Instruction:
Where a line contains the word "升高温度", copy that line in full.

[Data entries]

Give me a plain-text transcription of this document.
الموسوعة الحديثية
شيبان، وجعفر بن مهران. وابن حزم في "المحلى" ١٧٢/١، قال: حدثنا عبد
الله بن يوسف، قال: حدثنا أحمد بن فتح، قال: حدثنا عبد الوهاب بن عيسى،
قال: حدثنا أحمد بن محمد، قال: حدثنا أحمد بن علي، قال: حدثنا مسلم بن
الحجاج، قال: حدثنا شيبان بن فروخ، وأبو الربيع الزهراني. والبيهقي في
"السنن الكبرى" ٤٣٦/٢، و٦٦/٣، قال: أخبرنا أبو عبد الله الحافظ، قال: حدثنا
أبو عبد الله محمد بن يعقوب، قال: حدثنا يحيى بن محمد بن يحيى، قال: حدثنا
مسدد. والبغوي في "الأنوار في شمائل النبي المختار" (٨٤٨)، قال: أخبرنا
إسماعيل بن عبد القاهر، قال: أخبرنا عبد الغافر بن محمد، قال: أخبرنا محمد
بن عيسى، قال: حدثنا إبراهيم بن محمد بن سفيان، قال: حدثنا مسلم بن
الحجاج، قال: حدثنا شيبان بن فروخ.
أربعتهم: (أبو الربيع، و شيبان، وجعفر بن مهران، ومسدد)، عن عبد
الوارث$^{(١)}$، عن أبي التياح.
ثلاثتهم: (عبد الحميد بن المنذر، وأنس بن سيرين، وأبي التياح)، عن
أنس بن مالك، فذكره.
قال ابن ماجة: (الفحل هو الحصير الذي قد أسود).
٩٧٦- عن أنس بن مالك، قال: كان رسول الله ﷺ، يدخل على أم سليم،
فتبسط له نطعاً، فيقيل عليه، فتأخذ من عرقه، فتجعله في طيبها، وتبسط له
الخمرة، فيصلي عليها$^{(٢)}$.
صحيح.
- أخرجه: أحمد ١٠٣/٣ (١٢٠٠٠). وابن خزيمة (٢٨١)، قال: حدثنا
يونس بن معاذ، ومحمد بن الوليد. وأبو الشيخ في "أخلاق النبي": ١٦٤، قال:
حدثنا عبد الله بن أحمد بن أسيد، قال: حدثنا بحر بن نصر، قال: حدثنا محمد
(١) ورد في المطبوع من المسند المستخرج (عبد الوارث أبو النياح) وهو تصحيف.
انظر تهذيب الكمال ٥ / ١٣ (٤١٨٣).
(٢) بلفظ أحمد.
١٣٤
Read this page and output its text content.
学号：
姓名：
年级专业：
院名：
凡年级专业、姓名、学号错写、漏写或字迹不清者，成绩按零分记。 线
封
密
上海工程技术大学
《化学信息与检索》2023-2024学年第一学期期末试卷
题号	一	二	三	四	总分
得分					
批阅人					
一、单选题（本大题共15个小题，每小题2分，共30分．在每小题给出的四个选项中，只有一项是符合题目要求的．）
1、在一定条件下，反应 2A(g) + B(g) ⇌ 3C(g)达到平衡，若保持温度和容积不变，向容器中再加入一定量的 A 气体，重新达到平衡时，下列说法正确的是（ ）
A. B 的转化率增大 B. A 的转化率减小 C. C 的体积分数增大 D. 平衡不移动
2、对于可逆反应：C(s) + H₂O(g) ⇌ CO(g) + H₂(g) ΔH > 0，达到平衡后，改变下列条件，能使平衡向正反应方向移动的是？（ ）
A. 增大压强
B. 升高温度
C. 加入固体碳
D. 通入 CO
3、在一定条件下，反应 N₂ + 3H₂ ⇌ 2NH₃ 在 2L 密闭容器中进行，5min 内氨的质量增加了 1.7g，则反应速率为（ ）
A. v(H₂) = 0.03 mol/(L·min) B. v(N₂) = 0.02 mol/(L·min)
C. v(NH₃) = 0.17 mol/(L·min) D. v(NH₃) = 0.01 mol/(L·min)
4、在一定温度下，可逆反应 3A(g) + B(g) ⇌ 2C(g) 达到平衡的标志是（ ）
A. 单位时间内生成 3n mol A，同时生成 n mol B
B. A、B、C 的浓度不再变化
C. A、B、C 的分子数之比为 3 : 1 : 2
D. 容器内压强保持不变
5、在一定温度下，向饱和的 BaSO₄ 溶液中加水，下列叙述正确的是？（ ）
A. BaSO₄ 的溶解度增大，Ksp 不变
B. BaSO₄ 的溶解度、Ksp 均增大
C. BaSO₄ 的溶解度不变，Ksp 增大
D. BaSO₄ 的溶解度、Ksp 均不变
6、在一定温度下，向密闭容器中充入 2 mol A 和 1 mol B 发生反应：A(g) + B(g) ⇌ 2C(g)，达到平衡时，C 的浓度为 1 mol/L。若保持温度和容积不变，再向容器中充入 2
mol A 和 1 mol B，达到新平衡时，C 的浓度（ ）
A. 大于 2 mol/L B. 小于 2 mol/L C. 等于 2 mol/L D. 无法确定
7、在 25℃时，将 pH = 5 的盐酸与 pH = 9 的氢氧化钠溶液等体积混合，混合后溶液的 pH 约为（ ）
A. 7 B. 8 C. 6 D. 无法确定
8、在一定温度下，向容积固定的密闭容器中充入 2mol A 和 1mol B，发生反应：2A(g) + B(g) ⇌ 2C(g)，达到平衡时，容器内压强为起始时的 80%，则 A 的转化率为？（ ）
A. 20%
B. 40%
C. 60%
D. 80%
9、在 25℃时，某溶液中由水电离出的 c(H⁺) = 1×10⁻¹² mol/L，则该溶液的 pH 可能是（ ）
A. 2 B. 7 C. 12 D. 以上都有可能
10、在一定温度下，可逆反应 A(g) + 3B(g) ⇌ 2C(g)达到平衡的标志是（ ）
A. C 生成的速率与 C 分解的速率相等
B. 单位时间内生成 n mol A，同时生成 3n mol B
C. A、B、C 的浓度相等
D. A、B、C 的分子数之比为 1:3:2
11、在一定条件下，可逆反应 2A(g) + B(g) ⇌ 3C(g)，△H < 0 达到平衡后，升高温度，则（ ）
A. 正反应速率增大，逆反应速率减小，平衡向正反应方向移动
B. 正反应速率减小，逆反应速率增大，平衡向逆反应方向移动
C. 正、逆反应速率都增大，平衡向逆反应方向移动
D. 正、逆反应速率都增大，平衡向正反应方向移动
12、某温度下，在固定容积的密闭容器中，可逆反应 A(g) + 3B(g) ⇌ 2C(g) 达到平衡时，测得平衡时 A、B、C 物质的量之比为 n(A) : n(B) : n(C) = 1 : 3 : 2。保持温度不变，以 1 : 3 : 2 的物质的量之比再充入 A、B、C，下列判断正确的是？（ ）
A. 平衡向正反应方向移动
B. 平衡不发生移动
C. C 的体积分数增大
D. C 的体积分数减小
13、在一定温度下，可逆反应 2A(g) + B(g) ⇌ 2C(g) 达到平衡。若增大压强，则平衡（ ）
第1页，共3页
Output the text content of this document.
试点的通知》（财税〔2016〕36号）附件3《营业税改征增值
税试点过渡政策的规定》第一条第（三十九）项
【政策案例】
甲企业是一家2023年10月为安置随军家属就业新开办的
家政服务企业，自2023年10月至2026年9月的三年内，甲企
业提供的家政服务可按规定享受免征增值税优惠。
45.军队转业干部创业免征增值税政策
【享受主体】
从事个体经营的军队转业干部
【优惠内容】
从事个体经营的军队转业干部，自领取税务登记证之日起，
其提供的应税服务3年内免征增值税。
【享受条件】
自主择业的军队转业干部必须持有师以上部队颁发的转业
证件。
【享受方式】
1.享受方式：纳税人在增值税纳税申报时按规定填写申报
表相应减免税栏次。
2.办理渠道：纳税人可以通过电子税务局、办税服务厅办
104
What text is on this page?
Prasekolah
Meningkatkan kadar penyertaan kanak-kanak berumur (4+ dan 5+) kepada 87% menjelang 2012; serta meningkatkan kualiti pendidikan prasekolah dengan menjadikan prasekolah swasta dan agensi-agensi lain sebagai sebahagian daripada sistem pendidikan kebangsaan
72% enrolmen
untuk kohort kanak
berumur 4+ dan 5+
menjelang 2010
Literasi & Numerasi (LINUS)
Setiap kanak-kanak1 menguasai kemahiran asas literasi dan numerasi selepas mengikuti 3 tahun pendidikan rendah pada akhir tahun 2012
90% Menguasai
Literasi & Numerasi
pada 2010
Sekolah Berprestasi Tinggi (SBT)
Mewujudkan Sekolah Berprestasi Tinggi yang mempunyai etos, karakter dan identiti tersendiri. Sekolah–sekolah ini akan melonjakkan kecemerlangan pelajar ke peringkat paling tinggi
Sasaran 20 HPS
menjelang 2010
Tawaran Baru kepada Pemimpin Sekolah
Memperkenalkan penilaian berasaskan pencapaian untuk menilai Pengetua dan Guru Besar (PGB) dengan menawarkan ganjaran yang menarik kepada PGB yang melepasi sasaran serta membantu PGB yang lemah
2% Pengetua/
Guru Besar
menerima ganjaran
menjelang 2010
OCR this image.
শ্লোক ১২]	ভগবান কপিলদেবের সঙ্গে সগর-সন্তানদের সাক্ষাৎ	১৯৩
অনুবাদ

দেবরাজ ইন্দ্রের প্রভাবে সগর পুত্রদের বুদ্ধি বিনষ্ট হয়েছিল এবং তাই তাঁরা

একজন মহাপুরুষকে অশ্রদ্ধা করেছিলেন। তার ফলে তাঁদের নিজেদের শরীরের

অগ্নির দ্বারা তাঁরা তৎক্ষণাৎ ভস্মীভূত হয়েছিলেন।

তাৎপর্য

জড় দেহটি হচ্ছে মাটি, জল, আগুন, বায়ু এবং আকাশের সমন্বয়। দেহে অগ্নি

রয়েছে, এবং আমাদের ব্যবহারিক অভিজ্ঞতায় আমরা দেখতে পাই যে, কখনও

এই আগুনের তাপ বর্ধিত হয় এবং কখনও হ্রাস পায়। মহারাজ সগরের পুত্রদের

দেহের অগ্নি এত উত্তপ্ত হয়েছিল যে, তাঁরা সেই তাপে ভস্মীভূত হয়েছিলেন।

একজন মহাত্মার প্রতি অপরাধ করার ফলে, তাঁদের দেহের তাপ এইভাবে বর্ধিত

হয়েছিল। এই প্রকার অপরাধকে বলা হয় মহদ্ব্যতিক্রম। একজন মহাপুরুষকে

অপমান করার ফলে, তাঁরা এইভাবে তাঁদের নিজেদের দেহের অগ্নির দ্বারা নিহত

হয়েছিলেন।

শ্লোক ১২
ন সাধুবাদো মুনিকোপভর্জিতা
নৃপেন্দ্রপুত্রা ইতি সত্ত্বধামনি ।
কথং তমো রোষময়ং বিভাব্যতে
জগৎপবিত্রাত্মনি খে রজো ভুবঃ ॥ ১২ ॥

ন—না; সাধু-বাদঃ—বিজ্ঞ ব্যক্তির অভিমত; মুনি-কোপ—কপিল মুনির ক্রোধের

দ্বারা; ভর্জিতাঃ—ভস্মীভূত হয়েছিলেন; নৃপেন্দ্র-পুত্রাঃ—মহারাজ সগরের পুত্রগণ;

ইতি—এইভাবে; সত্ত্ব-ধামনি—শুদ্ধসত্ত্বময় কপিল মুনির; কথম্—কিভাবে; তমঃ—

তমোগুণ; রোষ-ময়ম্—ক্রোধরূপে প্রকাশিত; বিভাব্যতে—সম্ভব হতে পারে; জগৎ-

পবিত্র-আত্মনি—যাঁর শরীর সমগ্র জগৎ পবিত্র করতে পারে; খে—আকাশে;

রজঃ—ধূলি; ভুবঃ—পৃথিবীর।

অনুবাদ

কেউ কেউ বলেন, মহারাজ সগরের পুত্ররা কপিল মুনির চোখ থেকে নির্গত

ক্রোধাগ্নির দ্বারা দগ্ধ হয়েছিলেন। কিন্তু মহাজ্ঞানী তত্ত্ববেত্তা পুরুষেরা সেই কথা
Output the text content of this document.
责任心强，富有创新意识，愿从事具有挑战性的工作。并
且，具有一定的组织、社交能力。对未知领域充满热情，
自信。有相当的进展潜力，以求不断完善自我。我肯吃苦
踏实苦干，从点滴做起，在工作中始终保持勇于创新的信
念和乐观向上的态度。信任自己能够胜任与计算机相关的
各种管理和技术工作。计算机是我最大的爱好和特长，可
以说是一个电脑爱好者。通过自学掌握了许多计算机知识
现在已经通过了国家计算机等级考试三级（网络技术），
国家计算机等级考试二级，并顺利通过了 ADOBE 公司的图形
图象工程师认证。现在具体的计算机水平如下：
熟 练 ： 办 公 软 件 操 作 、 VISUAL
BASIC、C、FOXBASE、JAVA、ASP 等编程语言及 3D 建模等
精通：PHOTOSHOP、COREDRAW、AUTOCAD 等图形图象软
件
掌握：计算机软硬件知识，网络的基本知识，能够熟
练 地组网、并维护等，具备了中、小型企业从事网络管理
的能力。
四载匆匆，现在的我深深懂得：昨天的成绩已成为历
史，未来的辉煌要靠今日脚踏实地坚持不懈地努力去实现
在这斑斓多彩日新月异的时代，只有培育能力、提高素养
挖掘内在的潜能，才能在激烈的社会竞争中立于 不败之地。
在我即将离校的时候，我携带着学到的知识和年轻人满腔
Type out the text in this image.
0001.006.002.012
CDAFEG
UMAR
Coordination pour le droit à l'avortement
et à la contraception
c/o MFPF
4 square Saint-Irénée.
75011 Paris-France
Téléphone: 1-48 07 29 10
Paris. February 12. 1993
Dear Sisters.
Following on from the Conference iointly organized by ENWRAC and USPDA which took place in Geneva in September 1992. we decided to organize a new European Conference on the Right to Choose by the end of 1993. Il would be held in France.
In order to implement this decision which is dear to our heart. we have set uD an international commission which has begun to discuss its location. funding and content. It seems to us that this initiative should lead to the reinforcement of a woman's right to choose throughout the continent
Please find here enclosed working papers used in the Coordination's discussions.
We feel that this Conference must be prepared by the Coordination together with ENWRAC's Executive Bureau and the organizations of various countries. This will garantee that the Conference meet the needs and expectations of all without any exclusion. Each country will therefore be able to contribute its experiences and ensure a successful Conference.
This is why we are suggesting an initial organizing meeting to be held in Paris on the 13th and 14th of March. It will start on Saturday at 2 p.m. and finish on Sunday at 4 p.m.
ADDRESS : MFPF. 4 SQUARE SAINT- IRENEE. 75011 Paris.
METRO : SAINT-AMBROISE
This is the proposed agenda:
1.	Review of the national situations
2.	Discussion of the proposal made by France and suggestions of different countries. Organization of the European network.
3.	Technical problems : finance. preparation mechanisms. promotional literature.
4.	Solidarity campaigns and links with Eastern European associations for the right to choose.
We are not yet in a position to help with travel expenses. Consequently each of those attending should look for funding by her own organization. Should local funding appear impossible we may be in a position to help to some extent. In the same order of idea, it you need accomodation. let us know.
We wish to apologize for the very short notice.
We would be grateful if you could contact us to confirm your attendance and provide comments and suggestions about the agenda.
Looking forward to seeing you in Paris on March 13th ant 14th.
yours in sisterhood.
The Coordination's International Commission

Response to this exercise:
B. 升高温度
11、在一定条件下，可逆反应 2A(g) + B(g) ⇌ 3C(g)，△H < 0 达到平衡后，升高温度，则（ ）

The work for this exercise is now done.